- _REQUIREMENTS_
Copy each line in which the string "Pemeriksaan" occurs.
>>>>
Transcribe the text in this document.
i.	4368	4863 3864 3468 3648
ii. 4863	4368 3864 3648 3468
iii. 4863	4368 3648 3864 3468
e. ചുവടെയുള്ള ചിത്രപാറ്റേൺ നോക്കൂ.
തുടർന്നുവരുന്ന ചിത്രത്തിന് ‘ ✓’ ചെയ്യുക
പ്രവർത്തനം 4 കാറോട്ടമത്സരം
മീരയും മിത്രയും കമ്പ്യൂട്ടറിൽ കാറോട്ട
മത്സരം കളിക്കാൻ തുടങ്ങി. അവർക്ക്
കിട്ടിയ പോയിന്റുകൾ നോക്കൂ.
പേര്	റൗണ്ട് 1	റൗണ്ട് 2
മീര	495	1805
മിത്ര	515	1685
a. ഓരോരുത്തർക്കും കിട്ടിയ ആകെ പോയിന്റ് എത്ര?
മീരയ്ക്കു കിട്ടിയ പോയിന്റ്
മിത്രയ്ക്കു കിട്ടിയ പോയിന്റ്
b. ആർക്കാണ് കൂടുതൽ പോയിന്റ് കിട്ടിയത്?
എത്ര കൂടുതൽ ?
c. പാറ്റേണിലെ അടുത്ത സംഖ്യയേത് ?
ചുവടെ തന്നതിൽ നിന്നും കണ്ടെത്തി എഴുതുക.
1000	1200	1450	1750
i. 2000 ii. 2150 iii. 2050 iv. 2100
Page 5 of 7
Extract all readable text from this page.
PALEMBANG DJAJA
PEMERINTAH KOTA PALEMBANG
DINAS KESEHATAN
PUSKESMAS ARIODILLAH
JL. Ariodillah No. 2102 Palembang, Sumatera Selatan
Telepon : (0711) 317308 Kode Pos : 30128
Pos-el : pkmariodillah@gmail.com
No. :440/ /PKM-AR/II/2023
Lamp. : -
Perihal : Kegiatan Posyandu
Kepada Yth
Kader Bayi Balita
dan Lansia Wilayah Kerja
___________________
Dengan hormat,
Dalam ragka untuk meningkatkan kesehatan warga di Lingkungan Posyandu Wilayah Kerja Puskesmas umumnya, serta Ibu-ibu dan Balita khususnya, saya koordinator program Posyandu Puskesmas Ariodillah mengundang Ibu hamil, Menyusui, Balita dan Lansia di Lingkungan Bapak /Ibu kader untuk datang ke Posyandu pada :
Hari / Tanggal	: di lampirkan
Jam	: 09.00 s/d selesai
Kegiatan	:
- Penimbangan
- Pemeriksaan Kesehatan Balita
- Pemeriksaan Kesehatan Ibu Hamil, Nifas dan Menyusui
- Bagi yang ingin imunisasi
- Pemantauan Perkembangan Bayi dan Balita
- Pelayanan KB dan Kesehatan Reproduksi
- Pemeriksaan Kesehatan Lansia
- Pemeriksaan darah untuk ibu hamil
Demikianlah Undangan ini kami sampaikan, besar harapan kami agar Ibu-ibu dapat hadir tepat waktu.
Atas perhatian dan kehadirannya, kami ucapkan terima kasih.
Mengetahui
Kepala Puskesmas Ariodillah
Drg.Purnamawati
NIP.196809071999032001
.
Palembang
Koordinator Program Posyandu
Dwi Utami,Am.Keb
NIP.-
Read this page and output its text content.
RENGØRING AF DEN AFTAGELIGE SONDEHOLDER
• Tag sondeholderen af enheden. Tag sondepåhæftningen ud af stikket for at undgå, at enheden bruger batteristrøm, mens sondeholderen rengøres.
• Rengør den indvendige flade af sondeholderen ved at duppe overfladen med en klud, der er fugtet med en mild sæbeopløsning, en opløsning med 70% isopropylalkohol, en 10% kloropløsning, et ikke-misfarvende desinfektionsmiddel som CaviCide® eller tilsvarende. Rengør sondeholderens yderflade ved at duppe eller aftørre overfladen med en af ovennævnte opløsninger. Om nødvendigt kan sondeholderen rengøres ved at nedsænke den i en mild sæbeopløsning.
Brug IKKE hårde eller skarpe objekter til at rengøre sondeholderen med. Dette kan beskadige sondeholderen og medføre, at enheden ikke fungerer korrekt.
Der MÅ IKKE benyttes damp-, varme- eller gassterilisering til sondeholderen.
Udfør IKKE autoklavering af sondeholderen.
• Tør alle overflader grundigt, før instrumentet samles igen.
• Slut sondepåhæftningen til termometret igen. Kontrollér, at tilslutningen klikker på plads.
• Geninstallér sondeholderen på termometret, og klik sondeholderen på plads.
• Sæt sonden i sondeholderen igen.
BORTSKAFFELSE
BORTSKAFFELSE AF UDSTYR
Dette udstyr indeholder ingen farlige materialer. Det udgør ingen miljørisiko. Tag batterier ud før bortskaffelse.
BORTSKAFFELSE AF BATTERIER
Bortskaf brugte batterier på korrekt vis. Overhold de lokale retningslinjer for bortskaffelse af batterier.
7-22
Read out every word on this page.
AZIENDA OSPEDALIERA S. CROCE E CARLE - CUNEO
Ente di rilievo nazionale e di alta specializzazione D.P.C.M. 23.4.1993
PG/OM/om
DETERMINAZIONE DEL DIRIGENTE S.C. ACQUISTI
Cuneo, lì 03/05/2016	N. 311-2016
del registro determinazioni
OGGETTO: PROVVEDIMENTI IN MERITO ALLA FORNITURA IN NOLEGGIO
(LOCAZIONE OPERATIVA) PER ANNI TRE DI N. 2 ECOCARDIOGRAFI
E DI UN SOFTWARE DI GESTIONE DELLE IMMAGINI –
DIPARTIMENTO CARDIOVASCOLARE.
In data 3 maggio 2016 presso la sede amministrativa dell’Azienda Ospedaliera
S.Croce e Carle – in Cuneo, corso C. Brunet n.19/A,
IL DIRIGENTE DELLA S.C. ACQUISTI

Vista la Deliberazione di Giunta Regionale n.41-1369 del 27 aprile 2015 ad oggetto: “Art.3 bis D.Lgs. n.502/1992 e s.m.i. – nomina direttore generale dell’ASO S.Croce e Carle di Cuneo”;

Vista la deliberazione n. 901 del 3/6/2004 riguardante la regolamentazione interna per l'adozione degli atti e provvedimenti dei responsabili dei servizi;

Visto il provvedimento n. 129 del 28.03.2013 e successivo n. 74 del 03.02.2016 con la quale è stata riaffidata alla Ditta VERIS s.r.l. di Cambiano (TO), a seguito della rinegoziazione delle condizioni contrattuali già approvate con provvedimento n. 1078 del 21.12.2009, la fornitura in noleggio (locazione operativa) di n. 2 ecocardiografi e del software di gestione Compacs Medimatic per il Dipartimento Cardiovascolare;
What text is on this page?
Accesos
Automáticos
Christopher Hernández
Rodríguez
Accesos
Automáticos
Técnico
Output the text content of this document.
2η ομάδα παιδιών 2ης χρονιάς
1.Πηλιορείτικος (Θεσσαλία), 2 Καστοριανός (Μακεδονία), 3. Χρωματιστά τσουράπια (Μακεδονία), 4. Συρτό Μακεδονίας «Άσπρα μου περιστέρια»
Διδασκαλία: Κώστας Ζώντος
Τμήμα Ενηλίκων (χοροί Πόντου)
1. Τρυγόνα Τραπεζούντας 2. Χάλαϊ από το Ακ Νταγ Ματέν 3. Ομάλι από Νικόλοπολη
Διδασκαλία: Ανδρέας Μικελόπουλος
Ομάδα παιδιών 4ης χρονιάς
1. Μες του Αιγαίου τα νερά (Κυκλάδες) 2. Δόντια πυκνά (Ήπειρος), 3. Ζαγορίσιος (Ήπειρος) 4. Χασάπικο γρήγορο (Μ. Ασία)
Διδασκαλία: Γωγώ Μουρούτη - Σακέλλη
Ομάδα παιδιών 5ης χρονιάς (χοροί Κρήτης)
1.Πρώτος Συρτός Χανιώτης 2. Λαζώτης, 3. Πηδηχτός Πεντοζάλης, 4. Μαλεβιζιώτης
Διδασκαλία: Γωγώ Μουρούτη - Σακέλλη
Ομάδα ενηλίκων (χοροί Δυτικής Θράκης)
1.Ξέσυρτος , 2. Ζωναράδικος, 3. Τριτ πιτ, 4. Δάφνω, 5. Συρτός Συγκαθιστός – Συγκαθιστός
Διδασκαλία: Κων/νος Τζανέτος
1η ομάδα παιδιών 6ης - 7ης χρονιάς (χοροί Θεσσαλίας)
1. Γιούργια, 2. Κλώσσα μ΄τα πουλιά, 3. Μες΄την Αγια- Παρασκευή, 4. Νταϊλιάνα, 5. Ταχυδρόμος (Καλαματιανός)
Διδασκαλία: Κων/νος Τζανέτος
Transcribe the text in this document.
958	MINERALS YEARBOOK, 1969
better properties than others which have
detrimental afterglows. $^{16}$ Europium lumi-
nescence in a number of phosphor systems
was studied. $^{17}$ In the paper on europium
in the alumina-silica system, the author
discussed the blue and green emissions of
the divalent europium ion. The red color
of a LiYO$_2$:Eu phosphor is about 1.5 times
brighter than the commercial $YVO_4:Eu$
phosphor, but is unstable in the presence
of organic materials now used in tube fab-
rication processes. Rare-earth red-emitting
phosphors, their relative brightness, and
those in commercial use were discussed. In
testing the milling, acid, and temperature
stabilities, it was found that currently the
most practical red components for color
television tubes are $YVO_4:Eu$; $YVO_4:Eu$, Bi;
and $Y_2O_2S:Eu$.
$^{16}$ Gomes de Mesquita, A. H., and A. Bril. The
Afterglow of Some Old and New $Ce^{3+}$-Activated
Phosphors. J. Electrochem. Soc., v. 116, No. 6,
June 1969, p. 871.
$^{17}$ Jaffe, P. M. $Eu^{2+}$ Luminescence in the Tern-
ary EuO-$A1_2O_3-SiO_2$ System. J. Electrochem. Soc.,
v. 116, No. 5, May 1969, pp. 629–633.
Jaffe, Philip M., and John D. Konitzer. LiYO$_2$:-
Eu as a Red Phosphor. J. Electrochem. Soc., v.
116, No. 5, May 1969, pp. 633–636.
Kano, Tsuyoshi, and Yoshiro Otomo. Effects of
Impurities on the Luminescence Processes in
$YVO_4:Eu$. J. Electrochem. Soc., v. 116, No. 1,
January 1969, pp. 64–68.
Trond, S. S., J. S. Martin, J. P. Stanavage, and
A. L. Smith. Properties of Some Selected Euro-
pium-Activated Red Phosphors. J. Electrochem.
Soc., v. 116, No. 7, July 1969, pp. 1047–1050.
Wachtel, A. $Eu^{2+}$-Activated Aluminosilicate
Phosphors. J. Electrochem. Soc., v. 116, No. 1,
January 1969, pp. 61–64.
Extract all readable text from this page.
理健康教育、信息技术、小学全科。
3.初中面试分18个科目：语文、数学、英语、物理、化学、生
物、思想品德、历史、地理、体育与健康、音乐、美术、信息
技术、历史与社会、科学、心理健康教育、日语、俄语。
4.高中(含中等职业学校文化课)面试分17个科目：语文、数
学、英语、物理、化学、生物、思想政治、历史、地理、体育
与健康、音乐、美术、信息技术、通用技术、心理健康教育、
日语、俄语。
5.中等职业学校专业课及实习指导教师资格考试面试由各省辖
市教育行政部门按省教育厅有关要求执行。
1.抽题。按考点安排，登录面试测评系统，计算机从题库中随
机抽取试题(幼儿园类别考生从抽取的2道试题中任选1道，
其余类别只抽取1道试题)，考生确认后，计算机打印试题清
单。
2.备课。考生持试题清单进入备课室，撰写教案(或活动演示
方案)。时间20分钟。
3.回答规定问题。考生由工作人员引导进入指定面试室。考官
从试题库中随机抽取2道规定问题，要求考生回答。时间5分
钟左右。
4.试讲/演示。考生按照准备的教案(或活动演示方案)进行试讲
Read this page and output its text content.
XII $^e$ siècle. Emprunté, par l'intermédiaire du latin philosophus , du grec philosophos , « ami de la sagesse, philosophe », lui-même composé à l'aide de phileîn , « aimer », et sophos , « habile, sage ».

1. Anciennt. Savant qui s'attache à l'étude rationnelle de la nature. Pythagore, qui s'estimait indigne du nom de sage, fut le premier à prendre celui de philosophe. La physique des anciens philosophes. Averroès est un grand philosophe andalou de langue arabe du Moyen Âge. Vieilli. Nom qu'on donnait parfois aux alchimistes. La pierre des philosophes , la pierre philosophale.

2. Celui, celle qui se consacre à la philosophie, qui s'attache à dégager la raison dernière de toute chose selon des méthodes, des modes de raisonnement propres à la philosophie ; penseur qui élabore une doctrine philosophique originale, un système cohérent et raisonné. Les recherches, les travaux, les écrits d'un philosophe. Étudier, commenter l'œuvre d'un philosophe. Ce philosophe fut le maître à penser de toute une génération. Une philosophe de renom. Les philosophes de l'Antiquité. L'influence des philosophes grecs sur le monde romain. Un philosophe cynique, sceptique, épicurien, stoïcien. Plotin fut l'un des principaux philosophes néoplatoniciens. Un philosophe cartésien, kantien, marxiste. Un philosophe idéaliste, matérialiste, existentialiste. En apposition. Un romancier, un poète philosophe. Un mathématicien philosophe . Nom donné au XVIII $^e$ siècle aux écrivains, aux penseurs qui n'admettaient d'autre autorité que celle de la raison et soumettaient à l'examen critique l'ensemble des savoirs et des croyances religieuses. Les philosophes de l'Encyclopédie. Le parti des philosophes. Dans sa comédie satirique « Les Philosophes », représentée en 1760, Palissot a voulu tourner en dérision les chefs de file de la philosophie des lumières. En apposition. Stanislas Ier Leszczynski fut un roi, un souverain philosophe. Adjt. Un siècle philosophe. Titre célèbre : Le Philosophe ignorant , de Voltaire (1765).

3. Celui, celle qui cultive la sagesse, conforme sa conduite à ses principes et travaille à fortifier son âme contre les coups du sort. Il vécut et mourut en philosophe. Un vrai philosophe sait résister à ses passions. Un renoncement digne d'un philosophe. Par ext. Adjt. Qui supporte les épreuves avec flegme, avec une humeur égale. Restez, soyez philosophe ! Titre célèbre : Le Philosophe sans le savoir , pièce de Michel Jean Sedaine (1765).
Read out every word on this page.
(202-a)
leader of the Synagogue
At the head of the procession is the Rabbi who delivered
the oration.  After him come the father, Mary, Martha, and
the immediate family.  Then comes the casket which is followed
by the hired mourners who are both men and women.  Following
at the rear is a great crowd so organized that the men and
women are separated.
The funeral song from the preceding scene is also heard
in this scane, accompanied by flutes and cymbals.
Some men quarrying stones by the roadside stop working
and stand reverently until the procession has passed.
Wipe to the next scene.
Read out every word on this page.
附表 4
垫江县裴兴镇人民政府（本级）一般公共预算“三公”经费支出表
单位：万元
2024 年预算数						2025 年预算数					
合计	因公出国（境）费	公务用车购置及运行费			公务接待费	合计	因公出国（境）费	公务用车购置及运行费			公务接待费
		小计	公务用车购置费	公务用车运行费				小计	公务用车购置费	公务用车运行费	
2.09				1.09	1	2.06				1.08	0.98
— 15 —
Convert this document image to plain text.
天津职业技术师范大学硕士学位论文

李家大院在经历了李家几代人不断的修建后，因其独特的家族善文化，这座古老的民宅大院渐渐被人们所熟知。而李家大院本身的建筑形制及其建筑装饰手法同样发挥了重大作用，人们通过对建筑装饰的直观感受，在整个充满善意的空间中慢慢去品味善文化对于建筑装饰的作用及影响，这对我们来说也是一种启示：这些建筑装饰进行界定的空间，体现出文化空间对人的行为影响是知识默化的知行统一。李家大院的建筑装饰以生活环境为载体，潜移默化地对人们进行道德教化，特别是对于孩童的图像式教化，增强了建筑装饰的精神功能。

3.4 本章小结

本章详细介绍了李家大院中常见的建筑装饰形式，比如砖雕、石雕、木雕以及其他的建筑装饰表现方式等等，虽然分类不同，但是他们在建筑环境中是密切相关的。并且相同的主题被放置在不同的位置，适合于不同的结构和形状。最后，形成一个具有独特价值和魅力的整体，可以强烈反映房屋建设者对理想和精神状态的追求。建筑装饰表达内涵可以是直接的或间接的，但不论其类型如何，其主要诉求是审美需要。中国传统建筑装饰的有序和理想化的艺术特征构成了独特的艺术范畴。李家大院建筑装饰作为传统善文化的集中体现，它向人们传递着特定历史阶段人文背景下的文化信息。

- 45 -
<<<<
- _TASK RESULT_
- Pemeriksaan Kesehatan Balita
- Pemeriksaan Kesehatan Ibu Hamil, Nifas dan Menyusui
- Pemeriksaan Kesehatan Lansia
- Pemeriksaan darah untuk ibu hamil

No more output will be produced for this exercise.